## Prompt
Include the line containing "Transcribe this image's" and every line after it up to the end of the material below; reproduce them exactly and drop the pictures.
╭─ Exercise input
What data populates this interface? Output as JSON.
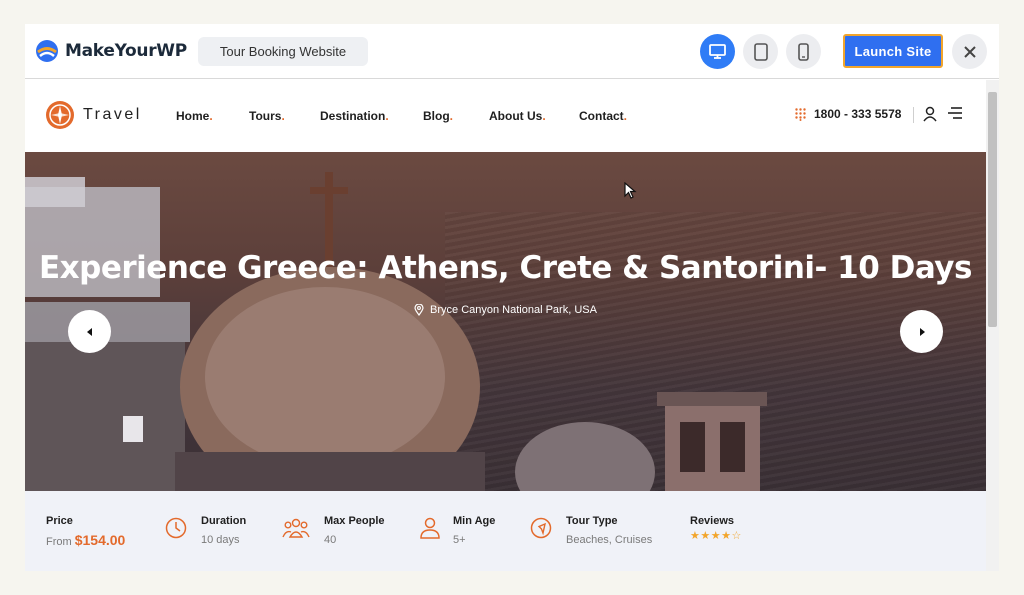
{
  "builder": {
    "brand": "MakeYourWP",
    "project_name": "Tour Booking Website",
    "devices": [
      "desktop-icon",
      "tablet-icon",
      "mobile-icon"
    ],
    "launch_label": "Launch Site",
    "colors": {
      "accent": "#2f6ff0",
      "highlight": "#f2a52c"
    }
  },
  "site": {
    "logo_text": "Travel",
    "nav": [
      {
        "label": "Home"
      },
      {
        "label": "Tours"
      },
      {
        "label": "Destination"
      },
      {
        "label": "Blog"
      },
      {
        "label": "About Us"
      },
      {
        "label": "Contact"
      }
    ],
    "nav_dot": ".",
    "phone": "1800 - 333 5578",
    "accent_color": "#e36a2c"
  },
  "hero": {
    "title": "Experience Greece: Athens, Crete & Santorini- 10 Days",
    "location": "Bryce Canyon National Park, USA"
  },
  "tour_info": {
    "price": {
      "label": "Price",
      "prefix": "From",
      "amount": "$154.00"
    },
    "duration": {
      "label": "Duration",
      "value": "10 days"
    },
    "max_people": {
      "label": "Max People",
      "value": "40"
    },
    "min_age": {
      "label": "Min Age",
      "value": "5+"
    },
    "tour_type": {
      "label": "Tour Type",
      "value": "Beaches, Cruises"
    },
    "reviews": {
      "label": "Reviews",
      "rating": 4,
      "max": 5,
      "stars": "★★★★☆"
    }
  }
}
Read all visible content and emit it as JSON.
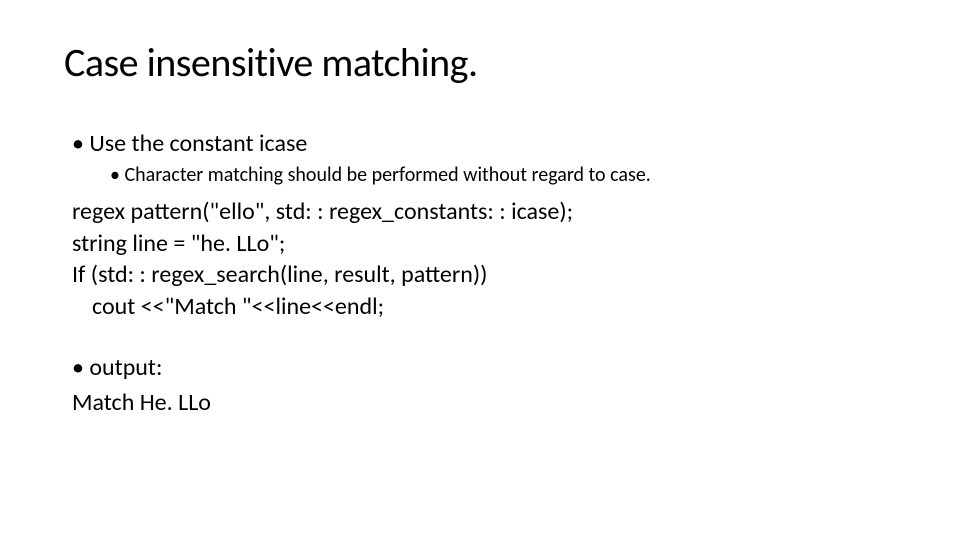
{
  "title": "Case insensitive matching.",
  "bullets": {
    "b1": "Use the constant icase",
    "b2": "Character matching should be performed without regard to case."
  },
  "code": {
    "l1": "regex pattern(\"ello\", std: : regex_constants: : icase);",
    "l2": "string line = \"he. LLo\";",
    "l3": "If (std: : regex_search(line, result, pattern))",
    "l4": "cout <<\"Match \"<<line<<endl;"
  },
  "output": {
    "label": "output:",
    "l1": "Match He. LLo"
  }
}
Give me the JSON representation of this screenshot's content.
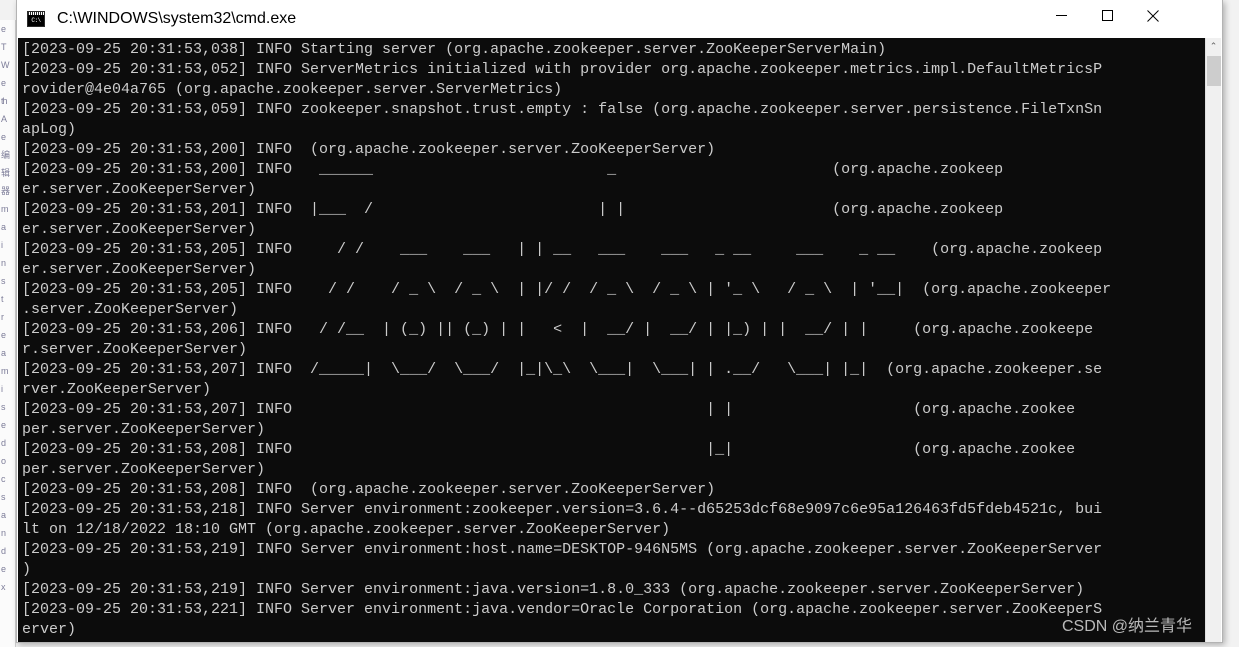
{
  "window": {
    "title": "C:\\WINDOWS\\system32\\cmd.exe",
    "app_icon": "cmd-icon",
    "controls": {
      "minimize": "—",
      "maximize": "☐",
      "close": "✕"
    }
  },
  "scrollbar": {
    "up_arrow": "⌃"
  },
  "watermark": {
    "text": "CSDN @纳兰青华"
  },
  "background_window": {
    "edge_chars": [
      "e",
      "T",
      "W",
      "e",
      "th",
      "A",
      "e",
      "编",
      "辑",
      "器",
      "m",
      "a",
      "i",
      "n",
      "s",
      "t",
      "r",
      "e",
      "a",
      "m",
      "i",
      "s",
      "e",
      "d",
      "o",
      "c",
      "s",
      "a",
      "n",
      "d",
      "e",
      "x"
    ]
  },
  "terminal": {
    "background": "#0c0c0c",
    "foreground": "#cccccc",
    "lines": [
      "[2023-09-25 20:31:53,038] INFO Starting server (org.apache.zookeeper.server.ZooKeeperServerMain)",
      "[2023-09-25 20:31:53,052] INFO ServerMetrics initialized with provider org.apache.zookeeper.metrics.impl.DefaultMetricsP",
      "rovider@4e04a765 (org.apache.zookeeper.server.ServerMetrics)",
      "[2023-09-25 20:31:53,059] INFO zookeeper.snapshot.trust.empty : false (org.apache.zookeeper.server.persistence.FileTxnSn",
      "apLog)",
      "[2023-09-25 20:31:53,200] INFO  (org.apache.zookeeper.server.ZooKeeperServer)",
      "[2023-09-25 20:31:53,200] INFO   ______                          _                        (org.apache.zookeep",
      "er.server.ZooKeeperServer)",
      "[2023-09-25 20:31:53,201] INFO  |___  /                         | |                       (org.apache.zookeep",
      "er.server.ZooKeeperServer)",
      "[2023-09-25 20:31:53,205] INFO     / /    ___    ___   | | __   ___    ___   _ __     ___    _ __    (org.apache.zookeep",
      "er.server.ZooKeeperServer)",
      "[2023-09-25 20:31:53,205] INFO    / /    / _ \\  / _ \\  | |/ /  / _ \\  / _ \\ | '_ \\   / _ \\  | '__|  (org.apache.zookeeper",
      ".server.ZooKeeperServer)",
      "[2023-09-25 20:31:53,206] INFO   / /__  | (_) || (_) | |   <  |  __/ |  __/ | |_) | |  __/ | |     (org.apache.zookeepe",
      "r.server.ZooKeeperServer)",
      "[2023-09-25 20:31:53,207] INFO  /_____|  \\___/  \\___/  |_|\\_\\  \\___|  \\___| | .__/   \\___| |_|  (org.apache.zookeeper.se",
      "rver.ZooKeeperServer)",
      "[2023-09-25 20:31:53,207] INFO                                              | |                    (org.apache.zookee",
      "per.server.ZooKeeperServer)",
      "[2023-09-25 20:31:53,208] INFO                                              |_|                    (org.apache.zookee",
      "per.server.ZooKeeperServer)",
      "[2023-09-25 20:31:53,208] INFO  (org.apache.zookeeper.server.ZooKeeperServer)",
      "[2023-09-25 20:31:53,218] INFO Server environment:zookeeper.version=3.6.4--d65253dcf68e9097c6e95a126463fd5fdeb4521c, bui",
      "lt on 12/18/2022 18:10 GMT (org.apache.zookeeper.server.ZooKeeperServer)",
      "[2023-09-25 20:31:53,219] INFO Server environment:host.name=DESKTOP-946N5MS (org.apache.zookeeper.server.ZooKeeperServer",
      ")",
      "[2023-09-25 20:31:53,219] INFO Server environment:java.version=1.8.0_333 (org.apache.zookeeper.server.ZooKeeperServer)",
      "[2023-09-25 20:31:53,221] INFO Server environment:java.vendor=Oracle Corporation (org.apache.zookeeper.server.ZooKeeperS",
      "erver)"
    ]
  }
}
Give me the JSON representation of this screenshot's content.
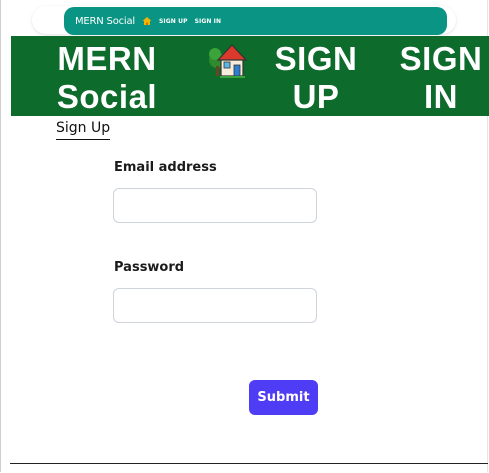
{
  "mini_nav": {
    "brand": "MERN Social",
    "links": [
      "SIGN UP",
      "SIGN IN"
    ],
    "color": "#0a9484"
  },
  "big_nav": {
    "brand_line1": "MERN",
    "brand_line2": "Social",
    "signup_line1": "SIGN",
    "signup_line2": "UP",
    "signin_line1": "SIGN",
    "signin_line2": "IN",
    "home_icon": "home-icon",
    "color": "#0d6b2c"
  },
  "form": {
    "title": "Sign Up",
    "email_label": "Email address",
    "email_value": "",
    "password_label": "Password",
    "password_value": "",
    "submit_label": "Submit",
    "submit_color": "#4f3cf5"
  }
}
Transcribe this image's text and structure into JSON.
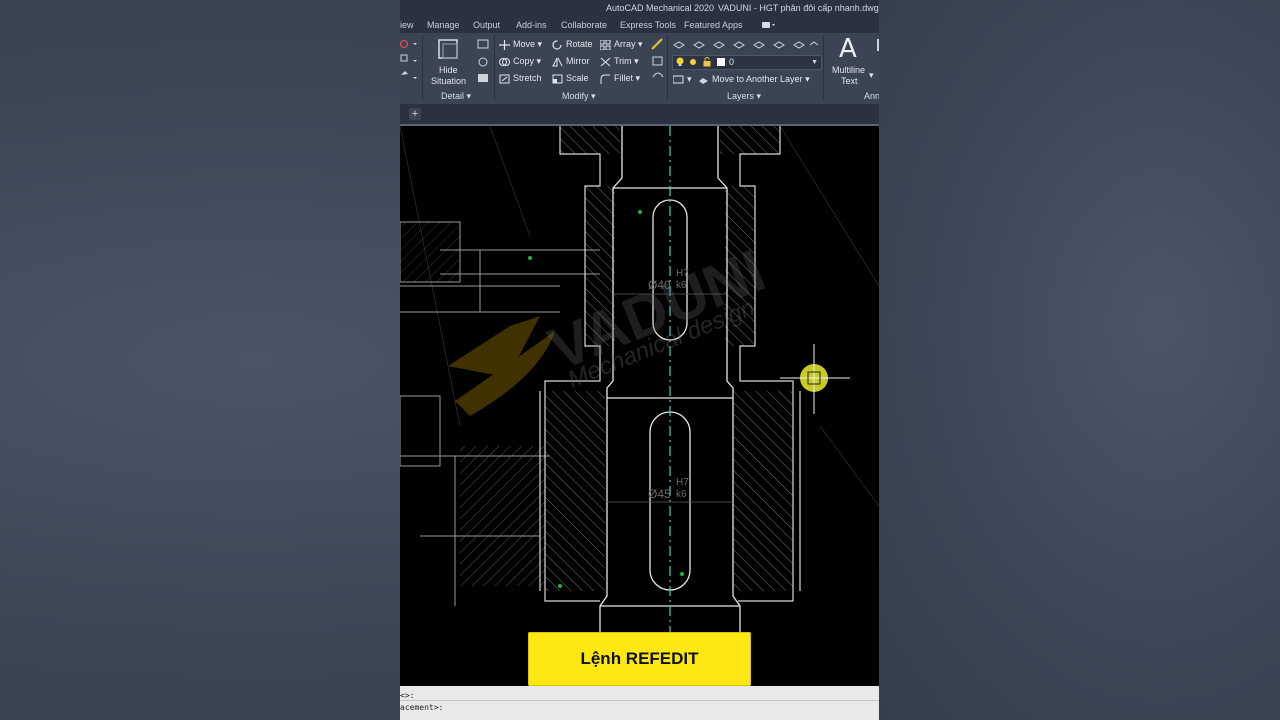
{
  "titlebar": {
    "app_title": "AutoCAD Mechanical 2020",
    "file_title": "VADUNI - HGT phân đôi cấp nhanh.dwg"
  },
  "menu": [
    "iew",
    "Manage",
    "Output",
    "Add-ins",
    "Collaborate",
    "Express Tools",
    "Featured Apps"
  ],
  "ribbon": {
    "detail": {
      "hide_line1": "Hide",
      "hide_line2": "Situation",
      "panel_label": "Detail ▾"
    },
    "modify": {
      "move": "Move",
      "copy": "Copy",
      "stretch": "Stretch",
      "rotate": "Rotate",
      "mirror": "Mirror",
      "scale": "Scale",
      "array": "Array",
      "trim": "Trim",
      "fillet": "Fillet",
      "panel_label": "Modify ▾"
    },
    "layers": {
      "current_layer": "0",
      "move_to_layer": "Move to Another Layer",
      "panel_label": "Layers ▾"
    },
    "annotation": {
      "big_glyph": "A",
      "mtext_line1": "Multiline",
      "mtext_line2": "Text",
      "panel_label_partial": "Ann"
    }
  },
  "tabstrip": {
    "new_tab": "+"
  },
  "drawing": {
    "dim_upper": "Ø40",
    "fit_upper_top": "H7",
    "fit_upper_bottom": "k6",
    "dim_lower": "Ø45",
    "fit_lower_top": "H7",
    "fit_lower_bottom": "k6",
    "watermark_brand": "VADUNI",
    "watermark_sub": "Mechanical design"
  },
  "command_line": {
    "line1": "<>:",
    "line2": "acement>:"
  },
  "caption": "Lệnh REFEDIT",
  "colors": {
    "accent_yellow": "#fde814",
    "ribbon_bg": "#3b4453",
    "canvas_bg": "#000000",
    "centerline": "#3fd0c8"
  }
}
╰─
## Task response
Transcribe this image's text and structure into JSON.
{
  "titlebar": {
    "app_title": "AutoCAD Mechanical 2020",
    "file_title": "VADUNI - HGT phân đôi cấp nhanh.dwg"
  },
  "menu": [
    "iew",
    "Manage",
    "Output",
    "Add-ins",
    "Collaborate",
    "Express Tools",
    "Featured Apps"
  ],
  "ribbon": {
    "detail": {
      "hide_line1": "Hide",
      "hide_line2": "Situation",
      "panel_label": "Detail ▾"
    },
    "modify": {
      "move": "Move",
      "copy": "Copy",
      "stretch": "Stretch",
      "rotate": "Rotate",
      "mirror": "Mirror",
      "scale": "Scale",
      "array": "Array",
      "trim": "Trim",
      "fillet": "Fillet",
      "panel_label": "Modify ▾"
    },
    "layers": {
      "current_layer": "0",
      "move_to_layer": "Move to Another Layer",
      "panel_label": "Layers ▾"
    },
    "annotation": {
      "big_glyph": "A",
      "mtext_line1": "Multiline",
      "mtext_line2": "Text",
      "panel_label_partial": "Ann"
    }
  },
  "tabstrip": {
    "new_tab": "+"
  },
  "drawing": {
    "dim_upper": "Ø40",
    "fit_upper_top": "H7",
    "fit_upper_bottom": "k6",
    "dim_lower": "Ø45",
    "fit_lower_top": "H7",
    "fit_lower_bottom": "k6",
    "watermark_brand": "VADUNI",
    "watermark_sub": "Mechanical design"
  },
  "command_line": {
    "line1": "<>:",
    "line2": "acement>:"
  },
  "caption": "Lệnh REFEDIT",
  "colors": {
    "accent_yellow": "#fde814",
    "ribbon_bg": "#3b4453",
    "canvas_bg": "#000000",
    "centerline": "#3fd0c8"
  }
}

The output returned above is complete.